## Task objective
Transcribe the entries that follow, word for word.

## Working data
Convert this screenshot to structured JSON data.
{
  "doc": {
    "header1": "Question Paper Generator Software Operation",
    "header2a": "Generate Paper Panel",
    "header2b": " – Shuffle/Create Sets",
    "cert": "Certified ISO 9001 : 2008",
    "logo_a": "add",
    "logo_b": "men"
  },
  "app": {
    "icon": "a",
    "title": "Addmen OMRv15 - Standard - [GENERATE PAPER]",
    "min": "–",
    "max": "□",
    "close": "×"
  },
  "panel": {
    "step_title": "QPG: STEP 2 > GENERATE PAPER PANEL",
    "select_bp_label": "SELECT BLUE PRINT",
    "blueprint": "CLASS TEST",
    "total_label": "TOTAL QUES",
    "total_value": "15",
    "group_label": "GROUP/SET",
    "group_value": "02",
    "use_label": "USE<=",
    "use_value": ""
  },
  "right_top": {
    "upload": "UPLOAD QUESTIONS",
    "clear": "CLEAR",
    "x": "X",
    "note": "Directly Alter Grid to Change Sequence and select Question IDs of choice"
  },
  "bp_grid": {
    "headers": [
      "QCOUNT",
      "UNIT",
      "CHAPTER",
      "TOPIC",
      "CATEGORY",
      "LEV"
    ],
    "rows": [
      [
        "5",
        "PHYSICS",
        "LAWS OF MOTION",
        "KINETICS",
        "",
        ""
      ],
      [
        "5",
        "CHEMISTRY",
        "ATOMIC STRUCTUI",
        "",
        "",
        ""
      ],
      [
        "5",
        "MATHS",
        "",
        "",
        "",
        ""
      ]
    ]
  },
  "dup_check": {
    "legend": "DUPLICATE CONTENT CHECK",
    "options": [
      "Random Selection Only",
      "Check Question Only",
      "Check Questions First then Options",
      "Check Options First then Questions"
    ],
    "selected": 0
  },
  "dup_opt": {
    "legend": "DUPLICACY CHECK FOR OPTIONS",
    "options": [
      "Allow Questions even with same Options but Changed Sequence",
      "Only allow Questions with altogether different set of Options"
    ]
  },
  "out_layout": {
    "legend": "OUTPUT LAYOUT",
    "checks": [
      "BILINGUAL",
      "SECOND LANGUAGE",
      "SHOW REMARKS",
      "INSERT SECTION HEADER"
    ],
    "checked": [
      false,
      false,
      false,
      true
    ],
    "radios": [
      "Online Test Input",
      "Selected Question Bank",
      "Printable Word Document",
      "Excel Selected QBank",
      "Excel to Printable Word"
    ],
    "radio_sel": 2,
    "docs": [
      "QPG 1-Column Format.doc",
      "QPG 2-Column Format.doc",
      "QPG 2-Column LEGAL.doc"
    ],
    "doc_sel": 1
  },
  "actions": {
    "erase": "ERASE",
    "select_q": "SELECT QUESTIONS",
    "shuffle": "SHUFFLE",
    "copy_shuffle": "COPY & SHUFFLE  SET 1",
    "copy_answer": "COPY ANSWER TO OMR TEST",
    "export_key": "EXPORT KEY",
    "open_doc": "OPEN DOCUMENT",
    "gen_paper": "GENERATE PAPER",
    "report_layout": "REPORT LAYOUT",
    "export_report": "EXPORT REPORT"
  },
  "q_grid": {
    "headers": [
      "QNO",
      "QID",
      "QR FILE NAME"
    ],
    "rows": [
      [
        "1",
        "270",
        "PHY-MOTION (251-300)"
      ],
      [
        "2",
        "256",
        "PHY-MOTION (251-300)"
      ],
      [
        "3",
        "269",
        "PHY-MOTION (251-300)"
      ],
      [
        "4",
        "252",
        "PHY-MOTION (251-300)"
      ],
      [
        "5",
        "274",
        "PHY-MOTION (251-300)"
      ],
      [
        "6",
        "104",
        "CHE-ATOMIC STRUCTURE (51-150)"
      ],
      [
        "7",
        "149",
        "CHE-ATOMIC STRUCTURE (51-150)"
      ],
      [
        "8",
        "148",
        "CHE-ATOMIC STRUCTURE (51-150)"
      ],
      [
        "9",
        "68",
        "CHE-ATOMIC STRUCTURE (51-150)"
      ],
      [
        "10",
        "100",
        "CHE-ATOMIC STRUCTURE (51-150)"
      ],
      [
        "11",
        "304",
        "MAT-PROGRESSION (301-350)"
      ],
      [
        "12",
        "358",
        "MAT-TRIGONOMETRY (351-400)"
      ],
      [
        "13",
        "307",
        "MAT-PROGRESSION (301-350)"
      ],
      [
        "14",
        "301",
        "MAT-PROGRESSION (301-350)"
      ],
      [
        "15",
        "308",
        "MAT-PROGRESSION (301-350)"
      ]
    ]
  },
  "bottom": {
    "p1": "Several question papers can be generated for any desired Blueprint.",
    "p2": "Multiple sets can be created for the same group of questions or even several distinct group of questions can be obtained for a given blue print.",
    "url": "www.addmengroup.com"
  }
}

## Exercise response
Convert this screenshot to structured JSON data.
{
  "doc": {
    "header1": "Question Paper Generator Software Operation",
    "header2a": "Generate Paper Panel",
    "header2b": " – Shuffle/Create Sets",
    "cert": "Certified ISO 9001 : 2008",
    "logo_a": "add",
    "logo_b": "men"
  },
  "app": {
    "icon": "a",
    "title": "Addmen OMRv15 - Standard - [GENERATE PAPER]",
    "min": "–",
    "max": "□",
    "close": "×"
  },
  "panel": {
    "step_title": "QPG: STEP 2 > GENERATE PAPER PANEL",
    "select_bp_label": "SELECT BLUE PRINT",
    "blueprint": "CLASS TEST",
    "total_label": "TOTAL QUES",
    "total_value": "15",
    "group_label": "GROUP/SET",
    "group_value": "02",
    "use_label": "USE<=",
    "use_value": ""
  },
  "right_top": {
    "upload": "UPLOAD QUESTIONS",
    "clear": "CLEAR",
    "x": "X",
    "note": "Directly Alter Grid to Change Sequence and select Question IDs of choice"
  },
  "bp_grid": {
    "headers": [
      "QCOUNT",
      "UNIT",
      "CHAPTER",
      "TOPIC",
      "CATEGORY",
      "LEV"
    ],
    "rows": [
      [
        "5",
        "PHYSICS",
        "LAWS OF MOTION",
        "KINETICS",
        "",
        ""
      ],
      [
        "5",
        "CHEMISTRY",
        "ATOMIC STRUCTUI",
        "",
        "",
        ""
      ],
      [
        "5",
        "MATHS",
        "",
        "",
        "",
        ""
      ]
    ]
  },
  "dup_check": {
    "legend": "DUPLICATE CONTENT CHECK",
    "options": [
      "Random Selection Only",
      "Check Question Only",
      "Check Questions First then Options",
      "Check Options First then Questions"
    ],
    "selected": 0
  },
  "dup_opt": {
    "legend": "DUPLICACY CHECK FOR OPTIONS",
    "options": [
      "Allow Questions even with same Options but Changed Sequence",
      "Only allow Questions with altogether different set of Options"
    ]
  },
  "out_layout": {
    "legend": "OUTPUT LAYOUT",
    "checks": [
      "BILINGUAL",
      "SECOND LANGUAGE",
      "SHOW REMARKS",
      "INSERT SECTION HEADER"
    ],
    "checked": [
      false,
      false,
      false,
      true
    ],
    "radios": [
      "Online Test Input",
      "Selected Question Bank",
      "Printable Word Document",
      "Excel Selected QBank",
      "Excel to Printable Word"
    ],
    "radio_sel": 2,
    "docs": [
      "QPG 1-Column Format.doc",
      "QPG 2-Column Format.doc",
      "QPG 2-Column LEGAL.doc"
    ],
    "doc_sel": 1
  },
  "actions": {
    "erase": "ERASE",
    "select_q": "SELECT QUESTIONS",
    "shuffle": "SHUFFLE",
    "copy_shuffle": "COPY & SHUFFLE  SET 1",
    "copy_answer": "COPY ANSWER TO OMR TEST",
    "export_key": "EXPORT KEY",
    "open_doc": "OPEN DOCUMENT",
    "gen_paper": "GENERATE PAPER",
    "report_layout": "REPORT LAYOUT",
    "export_report": "EXPORT REPORT"
  },
  "q_grid": {
    "headers": [
      "QNO",
      "QID",
      "QR FILE NAME"
    ],
    "rows": [
      [
        "1",
        "270",
        "PHY-MOTION (251-300)"
      ],
      [
        "2",
        "256",
        "PHY-MOTION (251-300)"
      ],
      [
        "3",
        "269",
        "PHY-MOTION (251-300)"
      ],
      [
        "4",
        "252",
        "PHY-MOTION (251-300)"
      ],
      [
        "5",
        "274",
        "PHY-MOTION (251-300)"
      ],
      [
        "6",
        "104",
        "CHE-ATOMIC STRUCTURE (51-150)"
      ],
      [
        "7",
        "149",
        "CHE-ATOMIC STRUCTURE (51-150)"
      ],
      [
        "8",
        "148",
        "CHE-ATOMIC STRUCTURE (51-150)"
      ],
      [
        "9",
        "68",
        "CHE-ATOMIC STRUCTURE (51-150)"
      ],
      [
        "10",
        "100",
        "CHE-ATOMIC STRUCTURE (51-150)"
      ],
      [
        "11",
        "304",
        "MAT-PROGRESSION (301-350)"
      ],
      [
        "12",
        "358",
        "MAT-TRIGONOMETRY (351-400)"
      ],
      [
        "13",
        "307",
        "MAT-PROGRESSION (301-350)"
      ],
      [
        "14",
        "301",
        "MAT-PROGRESSION (301-350)"
      ],
      [
        "15",
        "308",
        "MAT-PROGRESSION (301-350)"
      ]
    ]
  },
  "bottom": {
    "p1": "Several question papers can be generated for any desired Blueprint.",
    "p2": "Multiple sets can be created for the same group of questions or even several distinct group of questions can be obtained for a given blue print.",
    "url": "www.addmengroup.com"
  }
}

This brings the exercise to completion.